Each line that includes the string "pants" counts once; give the total and nothing else.

A block of data
★ ★ ★ ★ ★

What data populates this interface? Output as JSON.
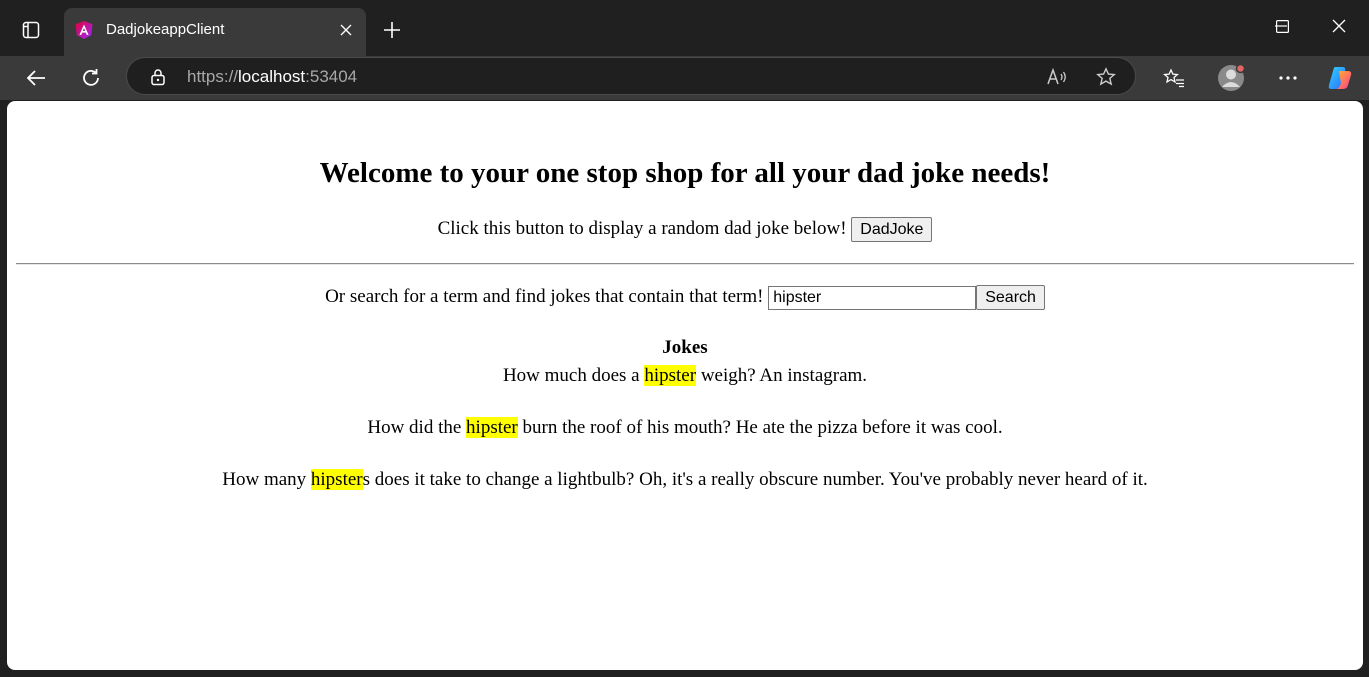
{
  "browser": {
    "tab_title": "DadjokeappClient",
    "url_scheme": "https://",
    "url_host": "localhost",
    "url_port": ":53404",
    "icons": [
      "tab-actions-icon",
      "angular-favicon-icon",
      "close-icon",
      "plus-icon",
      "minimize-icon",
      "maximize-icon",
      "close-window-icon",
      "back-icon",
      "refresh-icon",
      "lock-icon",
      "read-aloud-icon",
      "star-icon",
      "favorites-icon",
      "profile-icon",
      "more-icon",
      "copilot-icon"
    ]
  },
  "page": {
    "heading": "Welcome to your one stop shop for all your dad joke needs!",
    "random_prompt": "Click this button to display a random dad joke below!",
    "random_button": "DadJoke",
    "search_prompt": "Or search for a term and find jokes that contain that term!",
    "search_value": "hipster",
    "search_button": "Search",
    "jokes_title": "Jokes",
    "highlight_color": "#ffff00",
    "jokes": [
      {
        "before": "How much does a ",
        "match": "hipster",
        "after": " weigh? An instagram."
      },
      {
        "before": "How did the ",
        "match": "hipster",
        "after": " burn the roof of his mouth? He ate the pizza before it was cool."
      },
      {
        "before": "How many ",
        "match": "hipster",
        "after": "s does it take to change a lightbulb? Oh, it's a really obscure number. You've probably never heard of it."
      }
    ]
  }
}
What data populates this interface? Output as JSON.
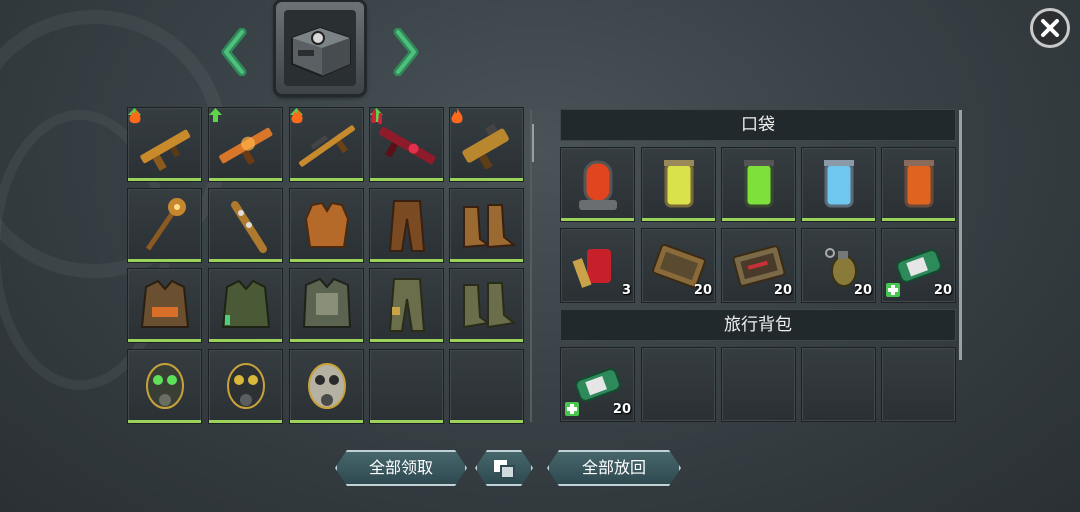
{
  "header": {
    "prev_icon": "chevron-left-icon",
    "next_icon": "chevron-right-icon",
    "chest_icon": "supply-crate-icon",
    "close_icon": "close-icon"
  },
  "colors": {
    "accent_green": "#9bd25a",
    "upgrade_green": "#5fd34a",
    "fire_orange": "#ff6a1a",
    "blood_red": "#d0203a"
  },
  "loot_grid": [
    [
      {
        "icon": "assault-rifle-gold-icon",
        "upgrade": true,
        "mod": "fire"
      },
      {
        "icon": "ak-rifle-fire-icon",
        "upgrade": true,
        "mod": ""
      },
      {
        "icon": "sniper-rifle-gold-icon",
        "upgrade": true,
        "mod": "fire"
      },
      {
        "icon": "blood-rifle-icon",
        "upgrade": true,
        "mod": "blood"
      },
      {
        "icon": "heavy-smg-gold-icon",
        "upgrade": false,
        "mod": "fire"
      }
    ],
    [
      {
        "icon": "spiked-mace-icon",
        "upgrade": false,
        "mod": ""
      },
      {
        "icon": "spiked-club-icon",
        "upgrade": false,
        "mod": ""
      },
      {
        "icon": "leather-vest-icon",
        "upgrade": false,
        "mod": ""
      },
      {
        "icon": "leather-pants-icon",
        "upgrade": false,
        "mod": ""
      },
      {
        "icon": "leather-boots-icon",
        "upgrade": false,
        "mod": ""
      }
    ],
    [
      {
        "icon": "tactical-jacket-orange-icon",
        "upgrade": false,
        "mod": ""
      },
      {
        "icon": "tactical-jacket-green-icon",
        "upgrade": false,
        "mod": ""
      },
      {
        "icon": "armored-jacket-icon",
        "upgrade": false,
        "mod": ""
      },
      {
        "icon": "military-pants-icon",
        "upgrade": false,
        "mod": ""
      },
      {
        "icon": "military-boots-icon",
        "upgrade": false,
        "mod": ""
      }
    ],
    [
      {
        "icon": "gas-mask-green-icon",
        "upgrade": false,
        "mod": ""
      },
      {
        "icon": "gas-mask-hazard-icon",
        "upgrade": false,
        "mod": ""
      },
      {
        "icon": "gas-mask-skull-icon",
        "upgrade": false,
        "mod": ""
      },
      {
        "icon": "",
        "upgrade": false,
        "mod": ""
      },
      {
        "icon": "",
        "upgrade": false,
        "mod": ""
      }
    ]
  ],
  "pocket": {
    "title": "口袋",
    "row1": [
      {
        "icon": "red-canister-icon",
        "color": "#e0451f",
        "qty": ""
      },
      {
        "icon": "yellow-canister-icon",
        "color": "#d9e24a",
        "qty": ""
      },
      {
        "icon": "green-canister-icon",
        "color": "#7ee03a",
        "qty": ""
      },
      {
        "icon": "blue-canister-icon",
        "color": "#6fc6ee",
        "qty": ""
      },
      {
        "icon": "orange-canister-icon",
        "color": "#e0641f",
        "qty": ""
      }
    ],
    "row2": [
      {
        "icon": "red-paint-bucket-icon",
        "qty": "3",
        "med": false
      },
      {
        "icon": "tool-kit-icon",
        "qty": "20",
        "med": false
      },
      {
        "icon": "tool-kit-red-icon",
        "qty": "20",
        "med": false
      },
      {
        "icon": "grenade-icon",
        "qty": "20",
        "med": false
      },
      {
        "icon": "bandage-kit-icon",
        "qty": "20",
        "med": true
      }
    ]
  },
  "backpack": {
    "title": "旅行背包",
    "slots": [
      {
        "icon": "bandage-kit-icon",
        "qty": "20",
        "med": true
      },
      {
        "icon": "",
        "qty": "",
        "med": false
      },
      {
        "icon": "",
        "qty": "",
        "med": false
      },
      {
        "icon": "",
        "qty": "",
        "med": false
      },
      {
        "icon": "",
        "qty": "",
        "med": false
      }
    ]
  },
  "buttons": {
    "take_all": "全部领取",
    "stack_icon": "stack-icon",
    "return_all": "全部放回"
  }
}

★ ★ ★ ★ ★

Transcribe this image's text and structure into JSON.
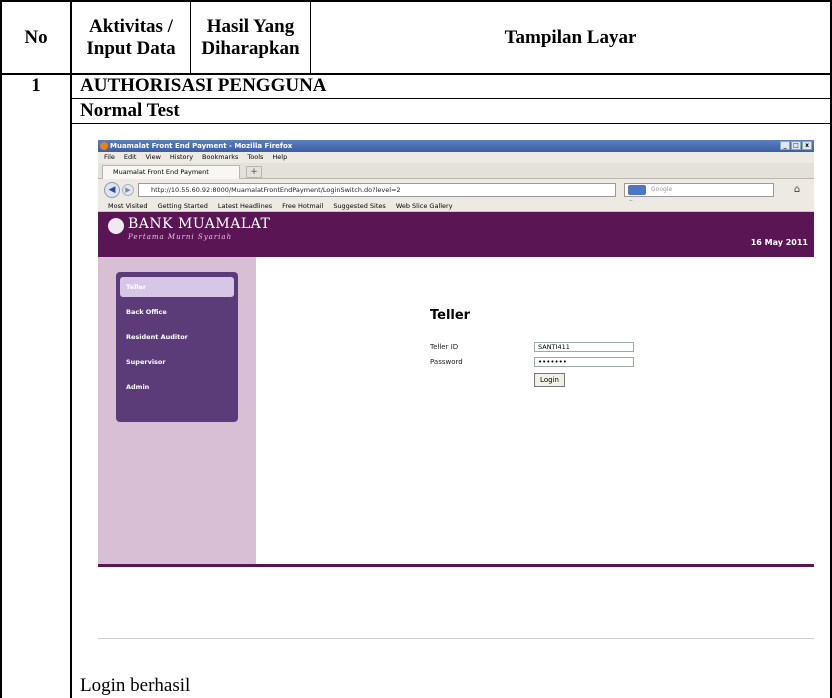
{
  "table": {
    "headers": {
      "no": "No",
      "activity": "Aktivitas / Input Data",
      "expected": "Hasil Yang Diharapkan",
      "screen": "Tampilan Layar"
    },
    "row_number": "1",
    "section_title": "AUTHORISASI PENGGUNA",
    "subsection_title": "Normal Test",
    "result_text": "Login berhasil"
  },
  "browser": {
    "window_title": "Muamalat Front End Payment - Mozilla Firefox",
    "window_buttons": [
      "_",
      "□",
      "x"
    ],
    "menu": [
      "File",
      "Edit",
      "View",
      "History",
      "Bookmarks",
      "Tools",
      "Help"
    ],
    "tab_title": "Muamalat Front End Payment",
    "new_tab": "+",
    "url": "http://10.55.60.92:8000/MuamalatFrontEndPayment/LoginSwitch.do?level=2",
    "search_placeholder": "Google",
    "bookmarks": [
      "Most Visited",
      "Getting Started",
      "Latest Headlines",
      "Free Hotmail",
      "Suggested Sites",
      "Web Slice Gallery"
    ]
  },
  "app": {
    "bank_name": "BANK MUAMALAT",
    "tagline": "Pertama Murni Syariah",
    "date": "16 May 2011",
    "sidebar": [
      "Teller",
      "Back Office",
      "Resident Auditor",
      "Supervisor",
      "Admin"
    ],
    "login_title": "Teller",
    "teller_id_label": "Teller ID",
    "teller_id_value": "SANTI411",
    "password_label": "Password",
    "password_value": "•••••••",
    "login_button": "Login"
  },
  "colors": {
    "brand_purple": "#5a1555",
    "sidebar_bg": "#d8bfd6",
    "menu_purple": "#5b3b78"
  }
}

★ ★ ★ ★ ★

RESPONSE FOR THIS EXERCISE => 2